Tasks.
[a] According to the collaborative environment description, which programming languages are given as examples for implementing the software viewer?
[b] List every kind of environment that the collaborative environment description says the method is suitable for enhancing.
[c] For each statement, say whether the collaborative environment description supports it: (i) Server farm 102 includes a set of n collaboration servers. (ii) Every client device downloads its own local copy of the entire data set. (iii) The software viewer takes up a large area of memory.
───── Source passage ─────
DETAILED DESCRIPTION

In accordance with the embodiments presented, a system and method are provided for controlling an interactive collaborative environment. The method is suitable for enhancing environments such as interactive computer games, e-commerce collaborative environments, collaborative work environments, and teleconferencing environments. These environments are often rendered in two dimensions (2-D) or three dimensions (3-D) to enhance the user experience and allow the users to interact on many different dimensions or levels.

Thanks to the ubiquity of computer systems, environments making use of interactivity and collaboration are flourishing. However, the heterogeneity of these computer systems has also posed challenges for such interactivity. The description below demonstrates methods and systems for altering or optimizing the running of such environments.

FIG. 1A is a block diagram showing three devices with differing operational characteristics participating in a collaborative environment using one embodiment of the present invention. In this example, the collaborative environment executes on a server farm 102 which in turn exchanges data with client device1 110, client device2 112 through client devicem 114 over network 108. In one implementation, server farm 102 can be a group of one or more server computers. Alternatively, it can be any collection of one or more computers with the appropriate network, computing, computing, rendering and file storage capabilities.

In this example, server farm 102 contains a set of n collaboration servers 104 and a global state data structure 106. Global state data structure 106 is a database with data describing the current state of the collaborative environment elements for each client. The collaborative environments that are currently available range from multi-user game and video conferencing environments to e-commerce applications, collaborative environment for managing rich media (i.e., managing, browsing and sharing media in an environment) and collaborative work environments. However, when new collaborative environments are created, they would be interoperable with the present invention. In accordance with the present invention, the collaboration servers in server farm 102 control the rendering of environment elements depending on the operational characteristics of the different clients and then transmit compressed images to client devices 110, 112 and 114. Each of the Client Devices 110, 112, and 114 download a small software viewer to interact with and visualize the collaborative environment. Such a software viewer can be implemented for instance in a common cross-platform language such as Java or Visual Basic. This would lessen the programming required to ensure compatibility with the various client devices. Because the collaboration servers contain much of the complexity of the collaborative environment, the viewer can occupy a small area of memory or storage.

Maintaining a single version of the collaborative environment state in global state data structure 106 obviates the need for every client device to download its own local copy of the entire data set. This aspect of the invention provides a number of beneficial features. First, clients will not lose synchronization with the collaborative environment if there is network congestion or other processing anomalies. It also handles dynamically changing data efficiently without burdening each client with a large download of the updated data. Further, a client device can readily change other environment elements (e.g. modify bandwidth capabilities, switch display size, join or leave the collaborative environment) without significant disruption to the other client devices.

Benefits of global state data structure 106 are especially important in dynamically changing databases or environments. In these environments, it is important for the user experience that the state of environment elements be consistent and in constant synchronization on each client device. For instance, a collaboration server in a multi-user game collects updates concerning player position and implement/weapon status in centrally located global state data structure 106 and then renders an appropriate view for each client device.
───── Items ─────
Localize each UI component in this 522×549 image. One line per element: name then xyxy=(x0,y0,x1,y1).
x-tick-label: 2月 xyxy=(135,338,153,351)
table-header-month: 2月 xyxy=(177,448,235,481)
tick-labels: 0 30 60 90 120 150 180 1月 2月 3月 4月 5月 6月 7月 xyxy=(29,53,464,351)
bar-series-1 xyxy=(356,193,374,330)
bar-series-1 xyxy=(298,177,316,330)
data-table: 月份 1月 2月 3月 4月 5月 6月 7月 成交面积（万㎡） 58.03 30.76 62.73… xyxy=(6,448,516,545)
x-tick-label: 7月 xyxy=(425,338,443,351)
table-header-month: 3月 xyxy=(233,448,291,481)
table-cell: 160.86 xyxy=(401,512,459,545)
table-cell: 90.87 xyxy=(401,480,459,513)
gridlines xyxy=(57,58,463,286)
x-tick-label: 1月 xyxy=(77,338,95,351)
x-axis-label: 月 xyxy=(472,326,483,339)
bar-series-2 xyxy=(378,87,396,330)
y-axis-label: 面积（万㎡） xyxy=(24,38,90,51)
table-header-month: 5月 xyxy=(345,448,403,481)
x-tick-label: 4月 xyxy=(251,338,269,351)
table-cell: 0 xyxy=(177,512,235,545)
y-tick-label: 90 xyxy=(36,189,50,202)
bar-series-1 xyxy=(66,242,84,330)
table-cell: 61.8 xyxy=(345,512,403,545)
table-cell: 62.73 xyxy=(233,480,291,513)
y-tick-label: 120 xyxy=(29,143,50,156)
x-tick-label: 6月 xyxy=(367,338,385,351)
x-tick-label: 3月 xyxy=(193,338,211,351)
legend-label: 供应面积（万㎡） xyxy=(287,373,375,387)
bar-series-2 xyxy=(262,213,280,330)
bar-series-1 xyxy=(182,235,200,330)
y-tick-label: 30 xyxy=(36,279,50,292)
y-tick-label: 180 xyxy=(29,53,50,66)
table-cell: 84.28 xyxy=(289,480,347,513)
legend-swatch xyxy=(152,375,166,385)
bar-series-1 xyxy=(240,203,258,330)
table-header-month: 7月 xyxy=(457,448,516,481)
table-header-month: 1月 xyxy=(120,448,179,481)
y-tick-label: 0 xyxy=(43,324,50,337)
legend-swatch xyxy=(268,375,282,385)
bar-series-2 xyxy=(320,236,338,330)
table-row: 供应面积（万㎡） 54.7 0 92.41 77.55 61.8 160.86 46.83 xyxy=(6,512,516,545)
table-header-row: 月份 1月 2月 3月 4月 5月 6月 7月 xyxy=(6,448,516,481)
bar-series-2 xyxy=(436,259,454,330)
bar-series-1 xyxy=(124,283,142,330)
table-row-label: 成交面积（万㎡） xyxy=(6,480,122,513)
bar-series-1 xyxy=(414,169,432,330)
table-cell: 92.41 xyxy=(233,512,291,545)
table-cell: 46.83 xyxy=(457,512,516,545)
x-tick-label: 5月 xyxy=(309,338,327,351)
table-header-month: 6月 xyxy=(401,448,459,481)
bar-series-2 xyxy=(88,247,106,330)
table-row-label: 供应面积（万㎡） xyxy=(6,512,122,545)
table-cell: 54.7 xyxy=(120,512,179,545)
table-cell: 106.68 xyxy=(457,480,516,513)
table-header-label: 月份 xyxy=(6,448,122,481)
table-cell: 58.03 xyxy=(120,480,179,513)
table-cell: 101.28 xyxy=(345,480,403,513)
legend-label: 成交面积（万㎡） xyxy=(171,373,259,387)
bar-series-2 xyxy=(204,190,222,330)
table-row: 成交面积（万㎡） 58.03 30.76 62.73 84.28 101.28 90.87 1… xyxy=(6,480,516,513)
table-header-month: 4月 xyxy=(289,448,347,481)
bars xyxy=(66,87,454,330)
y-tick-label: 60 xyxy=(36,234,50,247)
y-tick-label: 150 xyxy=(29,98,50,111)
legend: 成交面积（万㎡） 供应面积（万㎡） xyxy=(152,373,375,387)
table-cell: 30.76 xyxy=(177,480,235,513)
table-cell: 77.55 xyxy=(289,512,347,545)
─────
Answers in order.
[a] Java or Visual Basic.

[b]
- interactive computer games
- e-commerce collaborative environments
- collaborative work environments
- teleconferencing environments

[c]
(i) Yes: "server farm 102 contains a set of n collaboration servers 104 and a global state data structure 106"
(ii) No: "obviates the need for every client device to download its own local copy of the entire data set"
(iii) No: "the viewer can occupy a small area of memory or storage"